— START OF EXCERPTED TEXT —
Most of the demolition will take place in Flint. The total number of houses set for demolition is 2,415, including 2,265 in Flint, 94 percent of the proposed program.
“There are about 7,000 households that sit next to these public blighted properties,” says Michael Freeman, executive director of the GCLBA. “If you do the math, there are about three people per household, so that's 21,000 people who are adversely affected by blighted structures in the city. That's roughly one-quarter of the population of a city that must deal with these properties.”
The goal of the project is to uplift the households located near the blighted houses. This project is expected to increase property values for the houses near blighted properties by 4.2 percent and decrease the abandonment in these communities by 2.5 percent.
Freeman says he hopes to demolish 500 homes by the end of the year. In 2023 and 2024, he says the organization plans to demolish 1,000 homes respectively. The land bank will select structures for demolition by using various criteria such as the rate of the building's decay and the sturdiness of its structure. It is also taking input from residents and the local governments.
“All these expenditures have to be completed by no later than 2026,” he says. “That's the federal grant period for completion. However, we would love to be able to do this in three years.”
— END OF EXCERPTED TEXT —
— START OF DATASET RECORDS —
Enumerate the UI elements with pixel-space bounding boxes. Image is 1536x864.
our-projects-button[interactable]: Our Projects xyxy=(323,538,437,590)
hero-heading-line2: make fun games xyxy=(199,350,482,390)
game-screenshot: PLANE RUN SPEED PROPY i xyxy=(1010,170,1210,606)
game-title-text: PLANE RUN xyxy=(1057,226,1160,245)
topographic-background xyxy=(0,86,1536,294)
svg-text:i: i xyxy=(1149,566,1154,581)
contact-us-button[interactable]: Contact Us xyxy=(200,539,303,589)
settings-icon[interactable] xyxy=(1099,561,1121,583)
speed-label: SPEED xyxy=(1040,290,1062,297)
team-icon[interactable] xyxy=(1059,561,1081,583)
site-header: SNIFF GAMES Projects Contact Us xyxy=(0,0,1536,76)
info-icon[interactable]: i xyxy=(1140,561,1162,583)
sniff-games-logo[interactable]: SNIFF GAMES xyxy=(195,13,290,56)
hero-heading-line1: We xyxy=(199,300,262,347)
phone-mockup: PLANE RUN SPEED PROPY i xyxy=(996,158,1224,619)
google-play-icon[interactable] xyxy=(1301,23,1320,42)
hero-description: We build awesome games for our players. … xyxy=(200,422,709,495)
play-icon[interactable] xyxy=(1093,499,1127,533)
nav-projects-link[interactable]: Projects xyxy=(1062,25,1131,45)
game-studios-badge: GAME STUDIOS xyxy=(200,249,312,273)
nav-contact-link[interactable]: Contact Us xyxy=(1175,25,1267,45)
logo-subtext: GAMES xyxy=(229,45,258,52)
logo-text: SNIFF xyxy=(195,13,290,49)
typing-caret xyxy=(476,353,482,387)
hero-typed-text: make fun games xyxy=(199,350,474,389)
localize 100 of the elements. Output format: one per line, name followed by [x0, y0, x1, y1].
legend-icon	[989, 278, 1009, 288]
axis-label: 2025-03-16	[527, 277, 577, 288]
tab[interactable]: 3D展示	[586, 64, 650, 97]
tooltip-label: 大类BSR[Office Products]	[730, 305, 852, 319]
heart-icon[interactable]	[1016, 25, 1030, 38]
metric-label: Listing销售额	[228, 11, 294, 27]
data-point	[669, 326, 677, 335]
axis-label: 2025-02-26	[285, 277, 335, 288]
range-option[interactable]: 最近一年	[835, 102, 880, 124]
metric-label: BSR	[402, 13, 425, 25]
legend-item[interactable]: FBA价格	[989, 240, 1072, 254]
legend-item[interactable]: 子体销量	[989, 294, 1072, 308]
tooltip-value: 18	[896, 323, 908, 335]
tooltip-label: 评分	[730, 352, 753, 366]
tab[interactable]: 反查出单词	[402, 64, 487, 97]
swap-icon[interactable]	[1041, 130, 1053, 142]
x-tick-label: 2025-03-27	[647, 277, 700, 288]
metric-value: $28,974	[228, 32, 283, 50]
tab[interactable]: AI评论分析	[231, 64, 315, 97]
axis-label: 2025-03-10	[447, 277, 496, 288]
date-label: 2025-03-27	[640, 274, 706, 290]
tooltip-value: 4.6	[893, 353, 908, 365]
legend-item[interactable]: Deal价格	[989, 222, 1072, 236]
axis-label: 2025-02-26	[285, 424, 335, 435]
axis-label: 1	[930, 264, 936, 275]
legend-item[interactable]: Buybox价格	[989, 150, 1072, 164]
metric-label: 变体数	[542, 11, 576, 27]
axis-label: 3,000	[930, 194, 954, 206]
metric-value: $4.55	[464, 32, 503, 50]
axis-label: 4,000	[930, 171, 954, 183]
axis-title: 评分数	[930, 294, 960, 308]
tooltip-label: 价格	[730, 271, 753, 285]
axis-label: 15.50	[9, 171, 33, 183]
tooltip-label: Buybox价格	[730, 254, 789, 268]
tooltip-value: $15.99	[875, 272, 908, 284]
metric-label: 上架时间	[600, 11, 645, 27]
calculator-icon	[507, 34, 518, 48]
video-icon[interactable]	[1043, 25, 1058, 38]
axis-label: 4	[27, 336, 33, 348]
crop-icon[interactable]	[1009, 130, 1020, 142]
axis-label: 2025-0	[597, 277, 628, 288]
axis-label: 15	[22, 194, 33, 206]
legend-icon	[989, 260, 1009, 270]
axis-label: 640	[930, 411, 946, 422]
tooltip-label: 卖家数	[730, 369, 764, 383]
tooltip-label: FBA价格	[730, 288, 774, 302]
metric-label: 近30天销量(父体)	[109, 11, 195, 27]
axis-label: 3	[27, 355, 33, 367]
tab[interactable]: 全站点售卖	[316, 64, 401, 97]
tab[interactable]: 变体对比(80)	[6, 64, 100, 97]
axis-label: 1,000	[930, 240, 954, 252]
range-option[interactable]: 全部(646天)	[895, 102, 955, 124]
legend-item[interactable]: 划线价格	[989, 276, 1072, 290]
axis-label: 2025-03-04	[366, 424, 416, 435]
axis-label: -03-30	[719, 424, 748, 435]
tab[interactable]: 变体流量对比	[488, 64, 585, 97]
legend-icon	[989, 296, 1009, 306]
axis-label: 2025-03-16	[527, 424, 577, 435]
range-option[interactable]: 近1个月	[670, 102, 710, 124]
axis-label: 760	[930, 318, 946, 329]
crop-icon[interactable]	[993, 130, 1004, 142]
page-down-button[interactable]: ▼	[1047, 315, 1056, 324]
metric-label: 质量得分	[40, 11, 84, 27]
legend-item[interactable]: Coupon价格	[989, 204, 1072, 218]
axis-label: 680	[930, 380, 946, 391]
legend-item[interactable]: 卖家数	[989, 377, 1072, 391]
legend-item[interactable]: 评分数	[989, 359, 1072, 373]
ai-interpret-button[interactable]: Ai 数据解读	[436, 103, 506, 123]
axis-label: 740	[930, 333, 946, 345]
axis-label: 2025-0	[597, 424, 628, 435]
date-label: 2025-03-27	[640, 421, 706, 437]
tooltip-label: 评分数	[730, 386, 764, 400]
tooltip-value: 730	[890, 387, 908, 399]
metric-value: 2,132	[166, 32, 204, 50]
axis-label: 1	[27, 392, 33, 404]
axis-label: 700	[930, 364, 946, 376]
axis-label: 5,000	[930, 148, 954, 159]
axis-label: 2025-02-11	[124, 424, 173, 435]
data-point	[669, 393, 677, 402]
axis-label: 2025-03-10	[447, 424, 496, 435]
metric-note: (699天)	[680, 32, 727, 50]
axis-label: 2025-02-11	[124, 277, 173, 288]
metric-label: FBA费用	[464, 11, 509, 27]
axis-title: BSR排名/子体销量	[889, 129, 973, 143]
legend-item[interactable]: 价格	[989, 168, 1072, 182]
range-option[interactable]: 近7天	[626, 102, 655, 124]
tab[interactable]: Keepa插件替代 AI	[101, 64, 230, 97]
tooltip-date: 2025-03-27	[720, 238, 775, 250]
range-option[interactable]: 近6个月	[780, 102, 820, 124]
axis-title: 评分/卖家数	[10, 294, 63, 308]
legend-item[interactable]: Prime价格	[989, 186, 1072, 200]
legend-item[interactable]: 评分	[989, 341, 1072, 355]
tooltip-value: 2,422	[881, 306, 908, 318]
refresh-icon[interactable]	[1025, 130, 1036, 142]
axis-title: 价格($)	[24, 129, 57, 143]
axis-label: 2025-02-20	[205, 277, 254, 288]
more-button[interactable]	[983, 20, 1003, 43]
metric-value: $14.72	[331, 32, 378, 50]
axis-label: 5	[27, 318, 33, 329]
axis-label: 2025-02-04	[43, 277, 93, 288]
— END OF DATASET RECORDS —
**YOUR TASKS**.
1. In the text on Flint's blighted houses, what is the total number of houses set for demolition?
2. Carry the text on Flint's blighted houses forward from its final sentence.

**EXERCISE RESPONSES**.
1. 2,415 houses

2.
During the demolition process, the authority says it will provide the city with the tools to identify privately-owned homes that need to be repaired or demolished.
The cost of the project will be split among three different entities. Flint will pay $16 million, while the county will pay $8 million and $21.3 million in grants will come from the state of Michigan and the Mott Foundation, a Flint-based nonprofit.
The GCLBA is undergoing a procurement process for demolition contractors in the area. Freeman says the organization will rely on various minority or female-owned businesses to demolish the homes in the program.
The GCLBA recently completed a similar demolition project which began in 2014, was completed in 2020 and cost $67.5 million, Freeman says. The organization demolished more than 4,000 homes in Flint during that period.